* [AIM]
Every line that holds "времени" should be shown.

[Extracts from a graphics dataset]
━━━━━━━━━━━━━━━━━━━━━━━━━━━━━━
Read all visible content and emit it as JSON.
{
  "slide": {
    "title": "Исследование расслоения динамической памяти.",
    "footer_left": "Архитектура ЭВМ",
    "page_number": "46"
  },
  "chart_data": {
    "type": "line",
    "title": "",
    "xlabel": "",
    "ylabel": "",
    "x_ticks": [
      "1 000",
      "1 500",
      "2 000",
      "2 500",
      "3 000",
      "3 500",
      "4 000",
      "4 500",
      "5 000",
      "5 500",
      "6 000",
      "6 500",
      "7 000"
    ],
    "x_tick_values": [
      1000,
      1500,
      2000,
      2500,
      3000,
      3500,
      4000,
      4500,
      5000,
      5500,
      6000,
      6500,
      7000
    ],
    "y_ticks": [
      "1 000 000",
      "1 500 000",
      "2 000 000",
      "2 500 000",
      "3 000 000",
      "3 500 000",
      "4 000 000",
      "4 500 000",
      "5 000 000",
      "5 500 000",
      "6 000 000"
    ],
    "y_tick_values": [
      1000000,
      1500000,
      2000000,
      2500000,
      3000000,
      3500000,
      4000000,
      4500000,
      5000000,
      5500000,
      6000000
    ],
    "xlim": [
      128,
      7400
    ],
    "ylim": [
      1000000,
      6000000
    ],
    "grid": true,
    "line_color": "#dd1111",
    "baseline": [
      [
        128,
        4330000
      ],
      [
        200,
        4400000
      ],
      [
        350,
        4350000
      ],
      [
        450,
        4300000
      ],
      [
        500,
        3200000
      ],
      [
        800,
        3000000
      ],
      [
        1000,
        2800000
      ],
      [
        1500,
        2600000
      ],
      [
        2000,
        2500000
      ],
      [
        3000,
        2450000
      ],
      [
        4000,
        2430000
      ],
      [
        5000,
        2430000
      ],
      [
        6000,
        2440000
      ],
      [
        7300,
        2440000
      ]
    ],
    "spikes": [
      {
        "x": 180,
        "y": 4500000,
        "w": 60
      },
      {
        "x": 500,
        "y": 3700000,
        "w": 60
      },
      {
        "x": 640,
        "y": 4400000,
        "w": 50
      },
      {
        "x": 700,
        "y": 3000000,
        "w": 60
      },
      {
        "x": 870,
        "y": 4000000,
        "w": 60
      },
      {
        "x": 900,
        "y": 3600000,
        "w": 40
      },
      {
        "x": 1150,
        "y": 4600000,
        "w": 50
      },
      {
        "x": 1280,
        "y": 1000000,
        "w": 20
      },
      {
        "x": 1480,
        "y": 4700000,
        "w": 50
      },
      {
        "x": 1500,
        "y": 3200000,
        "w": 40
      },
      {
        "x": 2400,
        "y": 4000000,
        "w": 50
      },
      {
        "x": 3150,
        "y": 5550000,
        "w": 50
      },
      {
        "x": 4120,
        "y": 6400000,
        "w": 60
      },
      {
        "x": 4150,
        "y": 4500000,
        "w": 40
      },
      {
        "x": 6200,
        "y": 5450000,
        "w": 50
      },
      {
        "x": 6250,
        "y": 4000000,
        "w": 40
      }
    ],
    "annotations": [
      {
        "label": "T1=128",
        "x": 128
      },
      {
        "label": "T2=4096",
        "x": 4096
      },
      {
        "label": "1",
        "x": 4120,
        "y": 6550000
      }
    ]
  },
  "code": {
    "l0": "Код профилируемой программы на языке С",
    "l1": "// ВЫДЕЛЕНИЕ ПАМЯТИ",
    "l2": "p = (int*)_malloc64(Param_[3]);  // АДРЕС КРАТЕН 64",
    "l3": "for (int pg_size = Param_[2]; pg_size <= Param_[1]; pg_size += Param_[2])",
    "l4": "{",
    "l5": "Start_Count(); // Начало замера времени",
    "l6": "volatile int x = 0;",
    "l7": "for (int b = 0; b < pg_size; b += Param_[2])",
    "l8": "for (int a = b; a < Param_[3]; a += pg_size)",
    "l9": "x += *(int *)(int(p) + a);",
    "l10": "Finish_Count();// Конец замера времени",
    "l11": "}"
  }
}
━━━━━━━━━━━━━━━━━━━━━━━━━━━━━━
* [TASK RESULT]
    "l5": "Start_Count(); // Начало замера времени",
    "l10": "Finish_Count();// Конец замера времени",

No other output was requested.